▸ **STATED GOAL**: Check each line below for "subtitle" and report how many have it, nothing else.

▸ **DATA FOR PROCESSING**:
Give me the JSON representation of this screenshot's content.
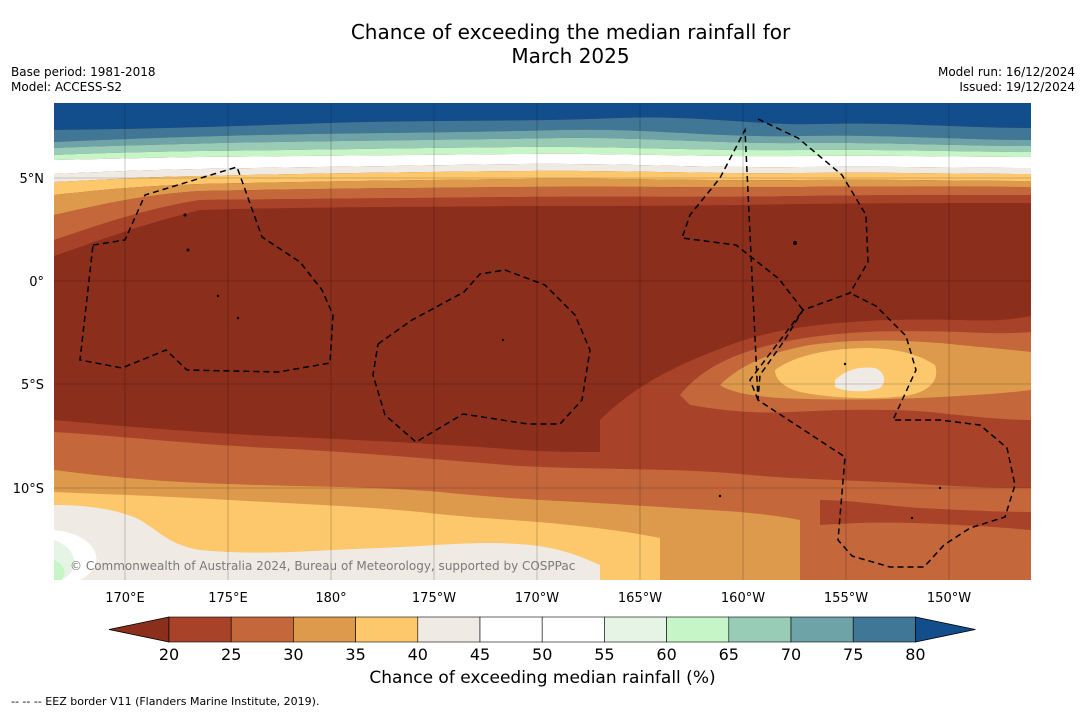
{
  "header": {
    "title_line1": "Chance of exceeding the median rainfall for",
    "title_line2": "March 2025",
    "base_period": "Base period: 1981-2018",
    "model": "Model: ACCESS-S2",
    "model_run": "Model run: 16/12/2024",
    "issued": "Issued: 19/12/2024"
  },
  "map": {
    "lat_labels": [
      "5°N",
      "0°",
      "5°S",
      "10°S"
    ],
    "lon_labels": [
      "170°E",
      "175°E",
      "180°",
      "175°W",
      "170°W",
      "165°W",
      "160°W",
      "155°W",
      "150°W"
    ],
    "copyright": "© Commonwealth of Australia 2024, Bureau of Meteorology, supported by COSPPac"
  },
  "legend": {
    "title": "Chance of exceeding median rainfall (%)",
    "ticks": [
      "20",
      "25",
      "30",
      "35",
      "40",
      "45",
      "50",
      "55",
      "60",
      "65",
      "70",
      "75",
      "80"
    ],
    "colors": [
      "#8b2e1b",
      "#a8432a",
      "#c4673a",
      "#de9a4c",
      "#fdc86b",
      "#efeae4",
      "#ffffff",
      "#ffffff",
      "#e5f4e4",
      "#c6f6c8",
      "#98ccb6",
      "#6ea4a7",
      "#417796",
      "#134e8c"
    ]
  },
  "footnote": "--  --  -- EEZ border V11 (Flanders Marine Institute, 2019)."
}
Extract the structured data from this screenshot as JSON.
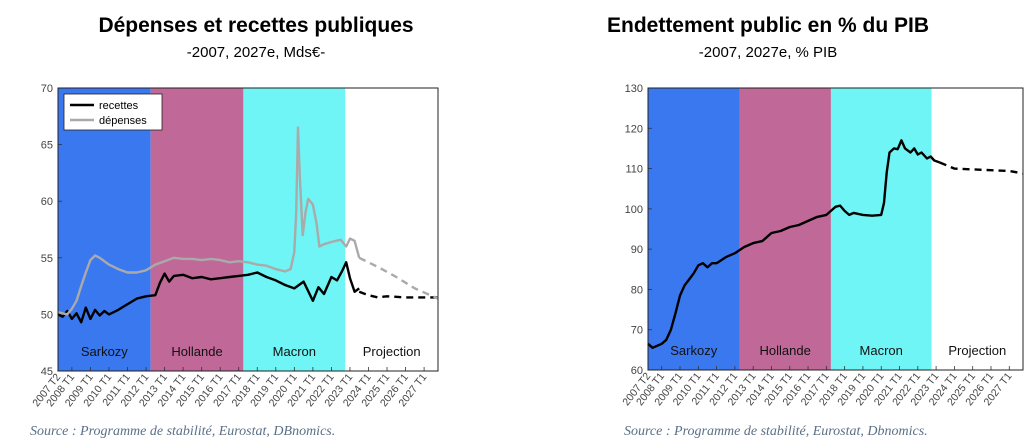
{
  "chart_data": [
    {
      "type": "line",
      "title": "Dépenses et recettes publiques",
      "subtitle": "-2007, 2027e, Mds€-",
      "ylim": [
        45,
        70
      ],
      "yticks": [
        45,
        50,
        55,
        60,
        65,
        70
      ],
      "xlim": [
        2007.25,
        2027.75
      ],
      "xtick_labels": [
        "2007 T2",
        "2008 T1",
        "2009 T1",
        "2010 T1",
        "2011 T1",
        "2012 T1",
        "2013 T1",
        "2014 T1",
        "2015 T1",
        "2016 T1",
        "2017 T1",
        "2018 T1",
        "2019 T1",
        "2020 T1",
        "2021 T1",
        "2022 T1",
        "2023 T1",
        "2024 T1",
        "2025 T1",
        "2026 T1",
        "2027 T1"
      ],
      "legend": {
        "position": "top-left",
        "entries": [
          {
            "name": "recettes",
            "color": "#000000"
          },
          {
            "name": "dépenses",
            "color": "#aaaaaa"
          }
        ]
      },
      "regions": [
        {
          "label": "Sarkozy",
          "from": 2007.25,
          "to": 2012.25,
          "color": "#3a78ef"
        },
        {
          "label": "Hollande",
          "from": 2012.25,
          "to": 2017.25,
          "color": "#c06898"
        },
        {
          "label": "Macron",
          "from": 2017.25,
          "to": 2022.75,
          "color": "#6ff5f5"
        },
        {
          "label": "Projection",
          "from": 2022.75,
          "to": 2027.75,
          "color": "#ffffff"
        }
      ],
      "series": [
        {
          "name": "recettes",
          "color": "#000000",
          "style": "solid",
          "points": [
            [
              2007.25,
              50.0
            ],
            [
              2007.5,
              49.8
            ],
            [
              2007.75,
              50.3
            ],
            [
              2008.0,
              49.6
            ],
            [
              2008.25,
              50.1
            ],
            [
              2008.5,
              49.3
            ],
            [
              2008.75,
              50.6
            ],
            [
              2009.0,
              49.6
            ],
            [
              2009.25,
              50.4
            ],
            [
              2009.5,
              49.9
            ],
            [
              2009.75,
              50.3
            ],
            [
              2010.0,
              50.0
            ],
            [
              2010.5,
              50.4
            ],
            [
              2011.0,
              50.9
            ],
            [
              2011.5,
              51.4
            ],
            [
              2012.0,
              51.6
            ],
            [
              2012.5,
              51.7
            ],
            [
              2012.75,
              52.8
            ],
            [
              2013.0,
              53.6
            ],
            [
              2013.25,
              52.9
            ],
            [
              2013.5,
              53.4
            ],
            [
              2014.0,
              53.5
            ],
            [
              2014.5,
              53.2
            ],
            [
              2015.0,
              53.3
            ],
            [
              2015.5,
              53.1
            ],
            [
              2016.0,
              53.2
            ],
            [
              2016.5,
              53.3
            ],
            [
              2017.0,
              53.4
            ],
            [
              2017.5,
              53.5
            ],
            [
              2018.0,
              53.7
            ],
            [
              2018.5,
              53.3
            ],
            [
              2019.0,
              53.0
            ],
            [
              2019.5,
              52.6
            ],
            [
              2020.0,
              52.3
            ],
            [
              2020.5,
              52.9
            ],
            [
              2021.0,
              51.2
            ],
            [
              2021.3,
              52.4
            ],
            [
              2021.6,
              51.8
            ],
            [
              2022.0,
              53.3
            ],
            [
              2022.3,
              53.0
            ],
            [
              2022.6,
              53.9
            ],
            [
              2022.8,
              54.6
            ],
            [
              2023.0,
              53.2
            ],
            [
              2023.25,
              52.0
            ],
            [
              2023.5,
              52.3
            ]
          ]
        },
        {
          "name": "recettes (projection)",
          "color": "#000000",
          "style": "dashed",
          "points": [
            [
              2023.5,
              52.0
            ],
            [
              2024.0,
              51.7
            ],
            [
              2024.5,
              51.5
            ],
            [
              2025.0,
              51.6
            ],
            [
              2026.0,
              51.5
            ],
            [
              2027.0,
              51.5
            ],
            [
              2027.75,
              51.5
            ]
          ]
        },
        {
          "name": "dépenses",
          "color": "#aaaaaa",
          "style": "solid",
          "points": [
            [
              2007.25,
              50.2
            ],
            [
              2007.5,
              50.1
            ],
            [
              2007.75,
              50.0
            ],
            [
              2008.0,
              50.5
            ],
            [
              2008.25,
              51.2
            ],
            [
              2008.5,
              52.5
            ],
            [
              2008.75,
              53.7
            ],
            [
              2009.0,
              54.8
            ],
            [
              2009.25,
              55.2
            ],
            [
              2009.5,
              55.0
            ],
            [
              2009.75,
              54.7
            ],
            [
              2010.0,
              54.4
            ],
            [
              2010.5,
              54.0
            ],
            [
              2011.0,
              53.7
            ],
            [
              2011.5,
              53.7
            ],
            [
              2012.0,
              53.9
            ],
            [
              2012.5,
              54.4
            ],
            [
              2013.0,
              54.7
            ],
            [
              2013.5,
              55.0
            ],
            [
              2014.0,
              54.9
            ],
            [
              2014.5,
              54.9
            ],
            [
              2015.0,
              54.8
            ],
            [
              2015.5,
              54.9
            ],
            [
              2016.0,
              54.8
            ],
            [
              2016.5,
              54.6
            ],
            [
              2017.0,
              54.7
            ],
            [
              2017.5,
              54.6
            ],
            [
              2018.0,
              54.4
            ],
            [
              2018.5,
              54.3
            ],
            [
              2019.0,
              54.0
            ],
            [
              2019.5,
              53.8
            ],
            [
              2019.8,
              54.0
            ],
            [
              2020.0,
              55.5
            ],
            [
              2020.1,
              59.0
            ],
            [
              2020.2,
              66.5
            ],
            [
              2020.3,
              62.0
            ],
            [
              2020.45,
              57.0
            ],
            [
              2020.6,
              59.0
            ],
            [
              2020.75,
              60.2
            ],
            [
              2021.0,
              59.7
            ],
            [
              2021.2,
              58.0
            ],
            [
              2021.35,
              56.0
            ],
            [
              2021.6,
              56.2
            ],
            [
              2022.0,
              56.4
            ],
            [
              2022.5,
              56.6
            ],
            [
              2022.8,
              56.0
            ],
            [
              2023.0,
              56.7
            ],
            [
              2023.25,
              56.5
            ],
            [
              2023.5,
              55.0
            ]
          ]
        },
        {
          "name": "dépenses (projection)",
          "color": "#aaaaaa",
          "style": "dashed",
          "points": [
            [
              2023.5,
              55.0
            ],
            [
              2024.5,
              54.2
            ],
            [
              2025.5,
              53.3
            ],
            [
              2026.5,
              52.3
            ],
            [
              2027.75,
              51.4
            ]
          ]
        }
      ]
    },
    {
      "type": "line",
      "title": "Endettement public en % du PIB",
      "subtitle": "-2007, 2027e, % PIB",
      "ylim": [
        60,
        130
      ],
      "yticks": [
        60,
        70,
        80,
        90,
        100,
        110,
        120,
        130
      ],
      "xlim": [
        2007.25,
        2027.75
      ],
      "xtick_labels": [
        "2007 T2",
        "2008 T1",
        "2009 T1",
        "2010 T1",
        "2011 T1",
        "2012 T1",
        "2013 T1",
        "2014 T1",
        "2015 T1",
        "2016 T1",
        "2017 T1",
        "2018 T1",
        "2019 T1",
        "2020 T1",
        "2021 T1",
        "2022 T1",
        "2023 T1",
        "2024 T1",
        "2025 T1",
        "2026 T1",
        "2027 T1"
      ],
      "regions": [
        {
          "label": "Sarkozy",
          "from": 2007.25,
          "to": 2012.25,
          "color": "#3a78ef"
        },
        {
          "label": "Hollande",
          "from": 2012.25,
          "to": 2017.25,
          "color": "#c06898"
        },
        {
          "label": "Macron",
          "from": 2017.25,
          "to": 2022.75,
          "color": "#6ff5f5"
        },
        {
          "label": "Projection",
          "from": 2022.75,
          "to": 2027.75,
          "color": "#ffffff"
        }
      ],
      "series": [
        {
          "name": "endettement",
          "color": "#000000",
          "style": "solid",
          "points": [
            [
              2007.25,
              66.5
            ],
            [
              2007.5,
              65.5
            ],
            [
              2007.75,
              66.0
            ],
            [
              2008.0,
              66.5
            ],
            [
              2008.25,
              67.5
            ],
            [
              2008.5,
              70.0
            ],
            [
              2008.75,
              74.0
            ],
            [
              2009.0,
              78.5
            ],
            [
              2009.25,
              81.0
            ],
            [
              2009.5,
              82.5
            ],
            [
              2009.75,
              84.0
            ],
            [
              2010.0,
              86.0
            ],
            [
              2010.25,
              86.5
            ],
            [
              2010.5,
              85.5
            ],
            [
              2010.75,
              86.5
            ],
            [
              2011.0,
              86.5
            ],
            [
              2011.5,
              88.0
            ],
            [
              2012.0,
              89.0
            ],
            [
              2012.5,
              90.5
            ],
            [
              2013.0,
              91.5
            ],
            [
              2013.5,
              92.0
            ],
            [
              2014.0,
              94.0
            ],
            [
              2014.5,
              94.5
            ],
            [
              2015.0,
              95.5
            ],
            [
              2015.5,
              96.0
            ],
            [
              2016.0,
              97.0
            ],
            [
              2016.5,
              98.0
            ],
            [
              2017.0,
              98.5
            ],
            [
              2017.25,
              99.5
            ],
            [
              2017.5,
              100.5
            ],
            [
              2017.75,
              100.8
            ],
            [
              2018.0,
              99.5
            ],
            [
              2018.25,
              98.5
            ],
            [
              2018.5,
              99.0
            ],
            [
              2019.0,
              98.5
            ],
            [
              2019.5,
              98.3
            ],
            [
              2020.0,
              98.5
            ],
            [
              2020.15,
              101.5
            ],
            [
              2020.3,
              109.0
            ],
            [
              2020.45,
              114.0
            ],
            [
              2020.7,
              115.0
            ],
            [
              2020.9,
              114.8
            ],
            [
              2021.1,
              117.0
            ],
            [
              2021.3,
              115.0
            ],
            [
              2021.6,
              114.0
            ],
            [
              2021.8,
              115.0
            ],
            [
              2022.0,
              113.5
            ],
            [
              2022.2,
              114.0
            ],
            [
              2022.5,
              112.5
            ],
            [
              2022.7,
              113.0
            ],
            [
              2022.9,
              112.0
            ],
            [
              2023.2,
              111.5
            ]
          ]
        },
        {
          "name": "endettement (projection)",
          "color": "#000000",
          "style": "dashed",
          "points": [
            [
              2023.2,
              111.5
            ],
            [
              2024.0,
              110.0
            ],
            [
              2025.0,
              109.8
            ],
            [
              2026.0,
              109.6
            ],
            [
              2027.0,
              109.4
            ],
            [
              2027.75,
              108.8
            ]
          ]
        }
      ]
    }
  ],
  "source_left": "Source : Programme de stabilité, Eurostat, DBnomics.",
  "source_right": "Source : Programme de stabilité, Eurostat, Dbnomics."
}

▸ **FINAL ANSWER**: 2